[WHAT YOU NEED TO DO] Every line holding the string "rate" should be gathered.

[MATERIAL FOR THIS TASK]
--------

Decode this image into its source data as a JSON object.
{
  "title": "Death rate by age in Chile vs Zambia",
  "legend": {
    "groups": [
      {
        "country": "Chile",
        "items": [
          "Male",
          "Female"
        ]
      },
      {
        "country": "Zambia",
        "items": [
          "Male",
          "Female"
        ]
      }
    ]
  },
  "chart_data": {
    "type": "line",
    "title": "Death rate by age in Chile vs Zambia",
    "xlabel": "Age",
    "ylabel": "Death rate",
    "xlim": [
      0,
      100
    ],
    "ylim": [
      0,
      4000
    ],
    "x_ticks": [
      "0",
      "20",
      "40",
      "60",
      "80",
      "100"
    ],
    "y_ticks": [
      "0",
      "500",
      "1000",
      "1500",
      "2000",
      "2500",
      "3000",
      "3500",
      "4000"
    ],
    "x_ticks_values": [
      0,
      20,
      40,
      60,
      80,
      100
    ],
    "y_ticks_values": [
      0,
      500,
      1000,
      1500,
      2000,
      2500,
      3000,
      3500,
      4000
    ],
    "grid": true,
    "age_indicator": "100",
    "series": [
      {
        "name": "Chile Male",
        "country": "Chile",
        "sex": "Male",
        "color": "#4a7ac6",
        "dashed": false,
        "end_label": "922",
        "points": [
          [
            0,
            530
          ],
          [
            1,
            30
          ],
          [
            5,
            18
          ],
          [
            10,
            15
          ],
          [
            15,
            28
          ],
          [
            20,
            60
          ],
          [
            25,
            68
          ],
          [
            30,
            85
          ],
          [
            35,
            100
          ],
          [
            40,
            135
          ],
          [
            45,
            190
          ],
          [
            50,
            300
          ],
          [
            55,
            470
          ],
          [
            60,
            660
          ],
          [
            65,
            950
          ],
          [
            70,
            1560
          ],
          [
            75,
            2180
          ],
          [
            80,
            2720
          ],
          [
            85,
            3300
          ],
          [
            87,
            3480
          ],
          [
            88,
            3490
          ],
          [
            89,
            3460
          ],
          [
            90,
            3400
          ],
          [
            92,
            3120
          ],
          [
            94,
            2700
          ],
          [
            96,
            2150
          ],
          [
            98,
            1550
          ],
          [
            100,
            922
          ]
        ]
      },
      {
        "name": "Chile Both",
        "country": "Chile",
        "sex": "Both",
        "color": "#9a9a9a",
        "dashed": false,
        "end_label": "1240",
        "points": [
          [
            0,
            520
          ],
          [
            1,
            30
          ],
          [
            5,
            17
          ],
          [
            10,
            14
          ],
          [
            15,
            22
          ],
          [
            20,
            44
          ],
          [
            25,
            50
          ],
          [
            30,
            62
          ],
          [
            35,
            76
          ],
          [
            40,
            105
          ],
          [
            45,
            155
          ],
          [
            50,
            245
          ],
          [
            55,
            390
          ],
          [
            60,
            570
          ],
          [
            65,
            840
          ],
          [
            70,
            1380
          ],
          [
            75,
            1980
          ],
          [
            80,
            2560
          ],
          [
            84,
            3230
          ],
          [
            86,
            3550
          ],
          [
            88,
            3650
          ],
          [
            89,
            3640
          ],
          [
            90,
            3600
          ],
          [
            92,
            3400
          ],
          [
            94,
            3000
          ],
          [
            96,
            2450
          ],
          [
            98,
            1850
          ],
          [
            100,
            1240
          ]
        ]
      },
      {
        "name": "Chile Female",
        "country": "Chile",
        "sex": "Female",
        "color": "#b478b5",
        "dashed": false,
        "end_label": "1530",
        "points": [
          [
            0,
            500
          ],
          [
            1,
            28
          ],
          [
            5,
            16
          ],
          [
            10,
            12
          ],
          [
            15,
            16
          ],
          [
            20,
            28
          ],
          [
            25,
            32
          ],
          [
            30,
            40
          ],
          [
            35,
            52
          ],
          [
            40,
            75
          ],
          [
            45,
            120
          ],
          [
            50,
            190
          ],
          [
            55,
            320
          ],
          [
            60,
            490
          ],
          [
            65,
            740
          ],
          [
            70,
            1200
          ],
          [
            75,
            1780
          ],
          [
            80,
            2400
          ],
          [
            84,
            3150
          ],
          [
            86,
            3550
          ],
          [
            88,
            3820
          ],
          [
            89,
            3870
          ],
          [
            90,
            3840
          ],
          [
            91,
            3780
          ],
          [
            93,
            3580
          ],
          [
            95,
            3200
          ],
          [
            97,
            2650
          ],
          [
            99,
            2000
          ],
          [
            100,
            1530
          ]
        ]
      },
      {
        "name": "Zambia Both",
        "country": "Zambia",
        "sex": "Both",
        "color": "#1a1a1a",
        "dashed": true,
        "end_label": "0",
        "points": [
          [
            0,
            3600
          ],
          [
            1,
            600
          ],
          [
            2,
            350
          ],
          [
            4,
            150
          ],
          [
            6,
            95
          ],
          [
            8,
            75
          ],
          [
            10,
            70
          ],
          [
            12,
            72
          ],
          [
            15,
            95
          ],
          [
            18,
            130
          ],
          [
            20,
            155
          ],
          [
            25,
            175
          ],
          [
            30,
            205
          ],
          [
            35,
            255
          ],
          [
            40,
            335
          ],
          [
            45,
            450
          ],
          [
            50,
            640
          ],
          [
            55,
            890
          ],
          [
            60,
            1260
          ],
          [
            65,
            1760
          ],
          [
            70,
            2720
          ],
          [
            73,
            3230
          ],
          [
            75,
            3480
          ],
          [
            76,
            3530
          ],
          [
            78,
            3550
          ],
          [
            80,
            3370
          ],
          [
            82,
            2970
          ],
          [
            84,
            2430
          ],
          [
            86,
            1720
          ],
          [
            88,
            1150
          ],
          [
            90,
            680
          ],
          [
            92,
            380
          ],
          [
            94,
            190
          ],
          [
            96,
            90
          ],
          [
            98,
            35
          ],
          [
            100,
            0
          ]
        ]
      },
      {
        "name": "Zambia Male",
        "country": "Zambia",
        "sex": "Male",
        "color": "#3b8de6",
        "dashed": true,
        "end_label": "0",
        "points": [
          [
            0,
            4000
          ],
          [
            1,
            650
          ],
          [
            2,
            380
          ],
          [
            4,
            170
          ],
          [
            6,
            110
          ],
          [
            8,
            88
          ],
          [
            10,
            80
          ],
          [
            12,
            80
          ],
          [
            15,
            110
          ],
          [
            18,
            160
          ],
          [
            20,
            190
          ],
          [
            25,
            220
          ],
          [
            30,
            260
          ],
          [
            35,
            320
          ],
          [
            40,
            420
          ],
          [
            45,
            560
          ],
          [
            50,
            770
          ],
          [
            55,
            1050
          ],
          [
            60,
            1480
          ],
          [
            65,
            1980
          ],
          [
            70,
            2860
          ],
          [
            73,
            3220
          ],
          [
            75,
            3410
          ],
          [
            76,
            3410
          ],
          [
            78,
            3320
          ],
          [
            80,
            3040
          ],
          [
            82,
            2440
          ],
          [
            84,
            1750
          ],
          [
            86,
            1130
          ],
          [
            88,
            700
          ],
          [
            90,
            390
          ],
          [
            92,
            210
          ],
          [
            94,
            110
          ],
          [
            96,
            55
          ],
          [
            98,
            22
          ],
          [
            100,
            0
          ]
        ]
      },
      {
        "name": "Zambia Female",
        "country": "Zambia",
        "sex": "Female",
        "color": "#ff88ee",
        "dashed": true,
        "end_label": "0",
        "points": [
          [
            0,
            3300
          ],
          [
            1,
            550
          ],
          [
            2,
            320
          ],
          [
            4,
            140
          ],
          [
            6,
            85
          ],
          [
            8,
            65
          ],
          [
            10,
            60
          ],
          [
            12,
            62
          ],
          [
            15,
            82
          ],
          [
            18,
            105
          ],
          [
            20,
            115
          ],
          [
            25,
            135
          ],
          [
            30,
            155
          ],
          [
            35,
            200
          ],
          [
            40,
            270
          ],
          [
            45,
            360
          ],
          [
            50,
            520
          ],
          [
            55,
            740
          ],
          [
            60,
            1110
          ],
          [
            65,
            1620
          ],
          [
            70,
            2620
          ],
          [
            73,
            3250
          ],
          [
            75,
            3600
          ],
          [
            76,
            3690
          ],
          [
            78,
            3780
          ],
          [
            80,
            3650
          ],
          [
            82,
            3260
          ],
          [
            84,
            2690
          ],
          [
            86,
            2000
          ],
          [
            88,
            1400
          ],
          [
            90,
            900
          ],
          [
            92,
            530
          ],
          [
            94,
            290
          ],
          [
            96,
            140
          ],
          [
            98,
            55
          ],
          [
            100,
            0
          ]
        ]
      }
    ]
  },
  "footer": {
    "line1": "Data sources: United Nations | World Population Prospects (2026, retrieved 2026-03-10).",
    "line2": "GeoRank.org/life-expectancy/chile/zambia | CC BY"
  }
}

--------

[WRITTEN RESPONSE]
  "title": "Death rate by age in Chile vs Zambia",
    "title": "Death rate by age in Chile vs Zambia",
    "ylabel": "Death rate",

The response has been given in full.